═══ Exercise input ═══

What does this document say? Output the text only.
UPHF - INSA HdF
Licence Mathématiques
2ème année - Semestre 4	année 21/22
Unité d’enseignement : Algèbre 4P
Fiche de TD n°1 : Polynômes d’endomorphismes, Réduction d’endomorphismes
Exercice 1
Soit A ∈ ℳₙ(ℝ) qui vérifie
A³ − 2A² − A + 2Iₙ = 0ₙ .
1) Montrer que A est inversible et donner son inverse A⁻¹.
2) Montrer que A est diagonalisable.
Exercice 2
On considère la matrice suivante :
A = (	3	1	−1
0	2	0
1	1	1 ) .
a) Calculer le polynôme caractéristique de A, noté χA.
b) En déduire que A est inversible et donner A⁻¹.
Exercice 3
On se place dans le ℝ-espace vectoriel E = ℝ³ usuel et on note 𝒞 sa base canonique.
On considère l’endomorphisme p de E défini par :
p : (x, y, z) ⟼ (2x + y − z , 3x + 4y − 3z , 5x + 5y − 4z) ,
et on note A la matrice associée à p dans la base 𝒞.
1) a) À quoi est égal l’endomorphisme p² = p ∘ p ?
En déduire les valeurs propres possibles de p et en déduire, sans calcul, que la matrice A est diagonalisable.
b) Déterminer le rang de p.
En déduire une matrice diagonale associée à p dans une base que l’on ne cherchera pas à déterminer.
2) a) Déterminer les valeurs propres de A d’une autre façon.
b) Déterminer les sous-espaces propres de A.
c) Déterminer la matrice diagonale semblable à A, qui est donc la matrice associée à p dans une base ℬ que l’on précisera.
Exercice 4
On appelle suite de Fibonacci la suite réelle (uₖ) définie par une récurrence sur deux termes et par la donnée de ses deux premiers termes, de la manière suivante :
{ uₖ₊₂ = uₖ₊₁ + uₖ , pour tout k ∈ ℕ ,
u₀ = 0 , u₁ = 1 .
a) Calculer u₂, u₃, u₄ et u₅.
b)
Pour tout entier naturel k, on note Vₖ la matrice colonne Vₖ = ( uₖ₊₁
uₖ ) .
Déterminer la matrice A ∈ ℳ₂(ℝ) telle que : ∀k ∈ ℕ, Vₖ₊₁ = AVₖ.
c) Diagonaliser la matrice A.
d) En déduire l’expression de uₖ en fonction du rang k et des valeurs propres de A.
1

═══

▸ **Your instructions**
Return all lines containing the word "donner".

▸ **Response**
1) Montrer que A est inversible et donner son inverse A⁻¹.
b) En déduire que A est inversible et donner A⁻¹.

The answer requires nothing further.